▶ Your goal
Below are the records; locate each line with the word "shortcut" and copy it.
-- BEGIN Material --
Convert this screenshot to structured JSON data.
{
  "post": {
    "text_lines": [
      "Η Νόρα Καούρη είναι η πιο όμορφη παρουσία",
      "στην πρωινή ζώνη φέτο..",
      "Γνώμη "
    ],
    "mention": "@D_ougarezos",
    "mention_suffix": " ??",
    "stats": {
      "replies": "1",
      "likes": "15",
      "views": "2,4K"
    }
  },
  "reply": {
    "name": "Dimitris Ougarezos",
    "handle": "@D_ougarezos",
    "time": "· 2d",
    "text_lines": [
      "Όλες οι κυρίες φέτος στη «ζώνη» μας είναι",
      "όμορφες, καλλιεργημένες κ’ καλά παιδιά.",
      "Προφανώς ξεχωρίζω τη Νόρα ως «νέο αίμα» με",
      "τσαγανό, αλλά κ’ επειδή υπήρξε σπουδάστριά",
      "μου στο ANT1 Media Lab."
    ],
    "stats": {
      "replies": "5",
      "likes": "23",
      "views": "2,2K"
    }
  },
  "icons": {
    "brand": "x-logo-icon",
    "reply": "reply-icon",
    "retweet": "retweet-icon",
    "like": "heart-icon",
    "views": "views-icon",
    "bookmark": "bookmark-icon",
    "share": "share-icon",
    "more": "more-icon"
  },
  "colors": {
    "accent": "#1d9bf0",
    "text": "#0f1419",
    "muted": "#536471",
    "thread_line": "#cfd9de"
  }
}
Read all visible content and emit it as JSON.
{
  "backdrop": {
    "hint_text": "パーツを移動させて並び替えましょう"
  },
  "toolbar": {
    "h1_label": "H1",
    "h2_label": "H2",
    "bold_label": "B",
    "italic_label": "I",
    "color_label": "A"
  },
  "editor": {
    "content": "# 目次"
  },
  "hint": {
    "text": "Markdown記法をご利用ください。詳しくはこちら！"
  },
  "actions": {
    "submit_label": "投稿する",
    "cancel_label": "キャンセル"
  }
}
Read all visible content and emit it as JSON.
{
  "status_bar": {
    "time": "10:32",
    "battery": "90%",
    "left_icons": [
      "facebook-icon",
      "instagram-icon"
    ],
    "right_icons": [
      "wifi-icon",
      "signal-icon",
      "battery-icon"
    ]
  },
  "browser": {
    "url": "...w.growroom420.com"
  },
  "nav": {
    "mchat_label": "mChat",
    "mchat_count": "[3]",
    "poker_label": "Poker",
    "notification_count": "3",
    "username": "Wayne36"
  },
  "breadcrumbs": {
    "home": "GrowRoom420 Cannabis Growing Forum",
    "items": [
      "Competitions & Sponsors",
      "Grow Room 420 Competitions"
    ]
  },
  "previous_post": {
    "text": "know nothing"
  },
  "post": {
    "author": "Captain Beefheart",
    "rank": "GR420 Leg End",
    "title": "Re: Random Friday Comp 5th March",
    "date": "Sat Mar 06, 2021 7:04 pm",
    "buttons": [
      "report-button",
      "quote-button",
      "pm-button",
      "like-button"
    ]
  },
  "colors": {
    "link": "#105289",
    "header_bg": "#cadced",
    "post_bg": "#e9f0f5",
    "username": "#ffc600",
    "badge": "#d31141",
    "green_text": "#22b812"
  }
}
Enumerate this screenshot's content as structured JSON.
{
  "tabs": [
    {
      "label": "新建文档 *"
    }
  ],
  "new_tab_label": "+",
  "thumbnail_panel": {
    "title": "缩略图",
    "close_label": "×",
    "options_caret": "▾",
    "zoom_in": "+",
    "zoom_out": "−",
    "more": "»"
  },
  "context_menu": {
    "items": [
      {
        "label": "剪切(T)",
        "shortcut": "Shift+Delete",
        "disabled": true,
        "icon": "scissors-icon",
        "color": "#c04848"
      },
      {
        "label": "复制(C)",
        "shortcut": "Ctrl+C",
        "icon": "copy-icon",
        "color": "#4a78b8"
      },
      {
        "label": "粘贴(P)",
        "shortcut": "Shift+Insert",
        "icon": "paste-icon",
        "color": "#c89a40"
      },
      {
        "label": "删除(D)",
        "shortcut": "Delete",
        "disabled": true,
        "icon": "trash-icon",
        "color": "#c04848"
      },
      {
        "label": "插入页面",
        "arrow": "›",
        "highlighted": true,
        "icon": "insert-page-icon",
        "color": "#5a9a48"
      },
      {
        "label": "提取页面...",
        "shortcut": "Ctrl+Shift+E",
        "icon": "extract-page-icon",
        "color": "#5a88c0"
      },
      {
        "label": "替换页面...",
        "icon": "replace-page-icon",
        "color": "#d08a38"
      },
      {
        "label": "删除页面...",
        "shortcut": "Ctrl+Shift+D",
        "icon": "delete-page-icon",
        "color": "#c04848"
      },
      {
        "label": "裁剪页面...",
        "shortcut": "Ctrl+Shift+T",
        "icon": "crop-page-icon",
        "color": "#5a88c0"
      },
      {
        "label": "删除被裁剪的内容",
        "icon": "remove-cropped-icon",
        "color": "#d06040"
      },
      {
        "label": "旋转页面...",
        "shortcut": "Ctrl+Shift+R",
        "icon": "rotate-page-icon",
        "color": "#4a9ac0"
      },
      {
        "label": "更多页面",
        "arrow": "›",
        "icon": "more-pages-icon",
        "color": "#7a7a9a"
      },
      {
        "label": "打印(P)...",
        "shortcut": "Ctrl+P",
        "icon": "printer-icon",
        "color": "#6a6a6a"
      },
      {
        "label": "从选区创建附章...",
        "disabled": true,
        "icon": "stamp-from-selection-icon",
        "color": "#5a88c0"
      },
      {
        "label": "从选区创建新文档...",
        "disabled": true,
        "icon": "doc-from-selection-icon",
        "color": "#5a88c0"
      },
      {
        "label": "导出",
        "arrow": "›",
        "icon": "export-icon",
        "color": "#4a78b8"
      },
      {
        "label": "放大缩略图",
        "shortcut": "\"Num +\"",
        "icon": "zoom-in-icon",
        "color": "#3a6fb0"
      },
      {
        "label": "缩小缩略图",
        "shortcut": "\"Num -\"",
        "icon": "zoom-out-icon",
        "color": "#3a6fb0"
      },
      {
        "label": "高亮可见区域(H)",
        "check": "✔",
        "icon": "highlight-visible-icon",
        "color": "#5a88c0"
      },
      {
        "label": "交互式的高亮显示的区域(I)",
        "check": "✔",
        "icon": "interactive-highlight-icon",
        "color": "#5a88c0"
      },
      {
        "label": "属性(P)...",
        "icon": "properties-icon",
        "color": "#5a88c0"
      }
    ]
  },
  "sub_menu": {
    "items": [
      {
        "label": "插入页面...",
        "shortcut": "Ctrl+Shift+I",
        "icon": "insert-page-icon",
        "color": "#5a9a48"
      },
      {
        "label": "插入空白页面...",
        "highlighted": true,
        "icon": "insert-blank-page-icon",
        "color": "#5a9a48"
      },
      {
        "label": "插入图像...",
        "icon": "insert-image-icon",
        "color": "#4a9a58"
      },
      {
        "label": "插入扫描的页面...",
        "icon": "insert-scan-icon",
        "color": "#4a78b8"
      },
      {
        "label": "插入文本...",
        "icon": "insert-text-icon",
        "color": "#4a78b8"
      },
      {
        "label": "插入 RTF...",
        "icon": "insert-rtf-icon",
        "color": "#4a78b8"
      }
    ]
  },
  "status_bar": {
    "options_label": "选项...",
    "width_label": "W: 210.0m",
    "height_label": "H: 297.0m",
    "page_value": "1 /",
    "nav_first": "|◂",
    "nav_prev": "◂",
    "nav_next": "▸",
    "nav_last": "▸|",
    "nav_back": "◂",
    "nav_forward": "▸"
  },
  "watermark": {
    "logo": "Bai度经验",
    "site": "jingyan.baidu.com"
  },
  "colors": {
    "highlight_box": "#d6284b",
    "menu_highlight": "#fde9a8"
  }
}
-- END Material --
▶ Task answer
        "shortcut": "Shift+Delete",
        "shortcut": "Ctrl+C",
        "shortcut": "Shift+Insert",
        "shortcut": "Delete",
        "shortcut": "Ctrl+Shift+E",
        "shortcut": "Ctrl+Shift+D",
        "shortcut": "Ctrl+Shift+T",
        "shortcut": "Ctrl+Shift+R",
        "shortcut": "Ctrl+P",
        "shortcut": "\"Num +\"",
        "shortcut": "\"Num -\"",
        "shortcut": "Ctrl+Shift+I",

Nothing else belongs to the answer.